Return the records, each one exactly as written.

◆ **Provided data**
--- start ---
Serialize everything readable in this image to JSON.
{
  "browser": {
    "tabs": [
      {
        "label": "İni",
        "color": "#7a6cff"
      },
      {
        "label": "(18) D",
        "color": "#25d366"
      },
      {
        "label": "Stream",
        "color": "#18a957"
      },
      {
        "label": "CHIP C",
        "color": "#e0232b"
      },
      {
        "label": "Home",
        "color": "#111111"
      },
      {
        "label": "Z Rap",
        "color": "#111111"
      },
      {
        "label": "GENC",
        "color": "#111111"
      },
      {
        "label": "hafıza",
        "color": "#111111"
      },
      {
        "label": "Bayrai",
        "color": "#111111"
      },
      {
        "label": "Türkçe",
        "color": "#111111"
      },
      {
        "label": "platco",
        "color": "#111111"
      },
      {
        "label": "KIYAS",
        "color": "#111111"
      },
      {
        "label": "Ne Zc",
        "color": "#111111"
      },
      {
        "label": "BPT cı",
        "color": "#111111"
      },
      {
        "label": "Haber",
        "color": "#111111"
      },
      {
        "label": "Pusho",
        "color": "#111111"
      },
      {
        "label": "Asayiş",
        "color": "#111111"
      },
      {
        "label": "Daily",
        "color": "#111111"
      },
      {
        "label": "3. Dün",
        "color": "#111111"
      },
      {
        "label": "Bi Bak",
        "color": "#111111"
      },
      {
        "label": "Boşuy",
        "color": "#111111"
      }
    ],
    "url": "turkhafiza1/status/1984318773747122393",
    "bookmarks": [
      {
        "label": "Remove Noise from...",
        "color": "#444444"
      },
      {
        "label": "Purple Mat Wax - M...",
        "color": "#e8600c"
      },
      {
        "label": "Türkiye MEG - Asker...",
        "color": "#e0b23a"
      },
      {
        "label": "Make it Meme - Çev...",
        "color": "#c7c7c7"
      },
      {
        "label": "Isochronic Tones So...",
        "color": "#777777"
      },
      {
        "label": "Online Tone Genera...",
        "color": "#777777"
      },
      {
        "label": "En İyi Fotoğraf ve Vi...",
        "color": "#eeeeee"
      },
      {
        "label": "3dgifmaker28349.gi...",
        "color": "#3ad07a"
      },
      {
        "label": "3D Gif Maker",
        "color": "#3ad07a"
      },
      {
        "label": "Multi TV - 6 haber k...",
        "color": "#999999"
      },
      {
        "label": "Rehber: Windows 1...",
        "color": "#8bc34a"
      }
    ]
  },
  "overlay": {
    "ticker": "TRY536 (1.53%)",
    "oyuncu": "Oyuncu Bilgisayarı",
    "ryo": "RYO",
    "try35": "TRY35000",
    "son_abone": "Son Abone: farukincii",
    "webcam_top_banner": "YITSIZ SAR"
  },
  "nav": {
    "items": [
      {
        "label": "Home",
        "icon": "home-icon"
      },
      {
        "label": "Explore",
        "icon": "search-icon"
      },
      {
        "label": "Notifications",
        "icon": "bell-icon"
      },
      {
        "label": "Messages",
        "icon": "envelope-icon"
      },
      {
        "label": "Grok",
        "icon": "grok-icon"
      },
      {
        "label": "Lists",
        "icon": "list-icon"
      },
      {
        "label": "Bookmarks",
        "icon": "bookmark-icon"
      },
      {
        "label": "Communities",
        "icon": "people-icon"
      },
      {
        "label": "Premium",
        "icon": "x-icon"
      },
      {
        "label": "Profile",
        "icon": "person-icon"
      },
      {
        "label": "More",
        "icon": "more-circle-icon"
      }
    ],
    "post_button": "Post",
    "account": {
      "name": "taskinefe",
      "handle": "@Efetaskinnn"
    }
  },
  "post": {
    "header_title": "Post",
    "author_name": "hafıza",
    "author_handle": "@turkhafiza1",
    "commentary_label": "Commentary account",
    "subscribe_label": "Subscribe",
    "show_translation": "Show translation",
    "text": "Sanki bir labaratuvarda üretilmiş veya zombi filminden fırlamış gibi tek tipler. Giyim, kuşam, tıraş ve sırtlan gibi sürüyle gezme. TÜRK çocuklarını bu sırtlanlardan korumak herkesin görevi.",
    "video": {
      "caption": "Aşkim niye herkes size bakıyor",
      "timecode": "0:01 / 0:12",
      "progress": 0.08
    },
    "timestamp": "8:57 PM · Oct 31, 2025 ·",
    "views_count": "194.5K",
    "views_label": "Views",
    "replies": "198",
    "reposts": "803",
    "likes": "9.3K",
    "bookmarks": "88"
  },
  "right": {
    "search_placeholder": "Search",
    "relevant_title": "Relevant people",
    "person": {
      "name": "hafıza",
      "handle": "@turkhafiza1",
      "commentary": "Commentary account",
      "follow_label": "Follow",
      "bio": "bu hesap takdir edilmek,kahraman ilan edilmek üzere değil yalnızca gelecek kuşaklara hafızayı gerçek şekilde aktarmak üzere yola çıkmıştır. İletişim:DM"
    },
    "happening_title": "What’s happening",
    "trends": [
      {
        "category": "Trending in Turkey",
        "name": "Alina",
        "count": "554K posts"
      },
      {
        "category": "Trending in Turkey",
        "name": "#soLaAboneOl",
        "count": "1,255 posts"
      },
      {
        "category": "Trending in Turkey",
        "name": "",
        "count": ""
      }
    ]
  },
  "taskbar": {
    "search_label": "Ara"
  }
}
--- end ---
◆ **Final result**
Serialize everything readable in this image to JSON.
{
  "browser": {
    "tabs": [
      {
        "label": "İni",
        "color": "#7a6cff"
      },
      {
        "label": "(18) D",
        "color": "#25d366"
      },
      {
        "label": "Stream",
        "color": "#18a957"
      },
      {
        "label": "CHIP C",
        "color": "#e0232b"
      },
      {
        "label": "Home",
        "color": "#111111"
      },
      {
        "label": "Z Rap",
        "color": "#111111"
      },
      {
        "label": "GENC",
        "color": "#111111"
      },
      {
        "label": "hafıza",
        "color": "#111111"
      },
      {
        "label": "Bayrai",
        "color": "#111111"
      },
      {
        "label": "Türkçe",
        "color": "#111111"
      },
      {
        "label": "platco",
        "color": "#111111"
      },
      {
        "label": "KIYAS",
        "color": "#111111"
      },
      {
        "label": "Ne Zc",
        "color": "#111111"
      },
      {
        "label": "BPT cı",
        "color": "#111111"
      },
      {
        "label": "Haber",
        "color": "#111111"
      },
      {
        "label": "Pusho",
        "color": "#111111"
      },
      {
        "label": "Asayiş",
        "color": "#111111"
      },
      {
        "label": "Daily",
        "color": "#111111"
      },
      {
        "label": "3. Dün",
        "color": "#111111"
      },
      {
        "label": "Bi Bak",
        "color": "#111111"
      },
      {
        "label": "Boşuy",
        "color": "#111111"
      }
    ],
    "url": "turkhafiza1/status/1984318773747122393",
    "bookmarks": [
      {
        "label": "Remove Noise from...",
        "color": "#444444"
      },
      {
        "label": "Purple Mat Wax - M...",
        "color": "#e8600c"
      },
      {
        "label": "Türkiye MEG - Asker...",
        "color": "#e0b23a"
      },
      {
        "label": "Make it Meme - Çev...",
        "color": "#c7c7c7"
      },
      {
        "label": "Isochronic Tones So...",
        "color": "#777777"
      },
      {
        "label": "Online Tone Genera...",
        "color": "#777777"
      },
      {
        "label": "En İyi Fotoğraf ve Vi...",
        "color": "#eeeeee"
      },
      {
        "label": "3dgifmaker28349.gi...",
        "color": "#3ad07a"
      },
      {
        "label": "3D Gif Maker",
        "color": "#3ad07a"
      },
      {
        "label": "Multi TV - 6 haber k...",
        "color": "#999999"
      },
      {
        "label": "Rehber: Windows 1...",
        "color": "#8bc34a"
      }
    ]
  },
  "overlay": {
    "ticker": "TRY536 (1.53%)",
    "oyuncu": "Oyuncu Bilgisayarı",
    "ryo": "RYO",
    "try35": "TRY35000",
    "son_abone": "Son Abone: farukincii",
    "webcam_top_banner": "YITSIZ SAR"
  },
  "nav": {
    "items": [
      {
        "label": "Home",
        "icon": "home-icon"
      },
      {
        "label": "Explore",
        "icon": "search-icon"
      },
      {
        "label": "Notifications",
        "icon": "bell-icon"
      },
      {
        "label": "Messages",
        "icon": "envelope-icon"
      },
      {
        "label": "Grok",
        "icon": "grok-icon"
      },
      {
        "label": "Lists",
        "icon": "list-icon"
      },
      {
        "label": "Bookmarks",
        "icon": "bookmark-icon"
      },
      {
        "label": "Communities",
        "icon": "people-icon"
      },
      {
        "label": "Premium",
        "icon": "x-icon"
      },
      {
        "label": "Profile",
        "icon": "person-icon"
      },
      {
        "label": "More",
        "icon": "more-circle-icon"
      }
    ],
    "post_button": "Post",
    "account": {
      "name": "taskinefe",
      "handle": "@Efetaskinnn"
    }
  },
  "post": {
    "header_title": "Post",
    "author_name": "hafıza",
    "author_handle": "@turkhafiza1",
    "commentary_label": "Commentary account",
    "subscribe_label": "Subscribe",
    "show_translation": "Show translation",
    "text": "Sanki bir labaratuvarda üretilmiş veya zombi filminden fırlamış gibi tek tipler. Giyim, kuşam, tıraş ve sırtlan gibi sürüyle gezme. TÜRK çocuklarını bu sırtlanlardan korumak herkesin görevi.",
    "video": {
      "caption": "Aşkim niye herkes size bakıyor",
      "timecode": "0:01 / 0:12",
      "progress": 0.08
    },
    "timestamp": "8:57 PM · Oct 31, 2025 ·",
    "views_count": "194.5K",
    "views_label": "Views",
    "replies": "198",
    "reposts": "803",
    "likes": "9.3K",
    "bookmarks": "88"
  },
  "right": {
    "search_placeholder": "Search",
    "relevant_title": "Relevant people",
    "person": {
      "name": "hafıza",
      "handle": "@turkhafiza1",
      "commentary": "Commentary account",
      "follow_label": "Follow",
      "bio": "bu hesap takdir edilmek,kahraman ilan edilmek üzere değil yalnızca gelecek kuşaklara hafızayı gerçek şekilde aktarmak üzere yola çıkmıştır. İletişim:DM"
    },
    "happening_title": "What’s happening",
    "trends": [
      {
        "category": "Trending in Turkey",
        "name": "Alina",
        "count": "554K posts"
      },
      {
        "category": "Trending in Turkey",
        "name": "#soLaAboneOl",
        "count": "1,255 posts"
      },
      {
        "category": "Trending in Turkey",
        "name": "",
        "count": ""
      }
    ]
  },
  "taskbar": {
    "search_label": "Ara"
  }
}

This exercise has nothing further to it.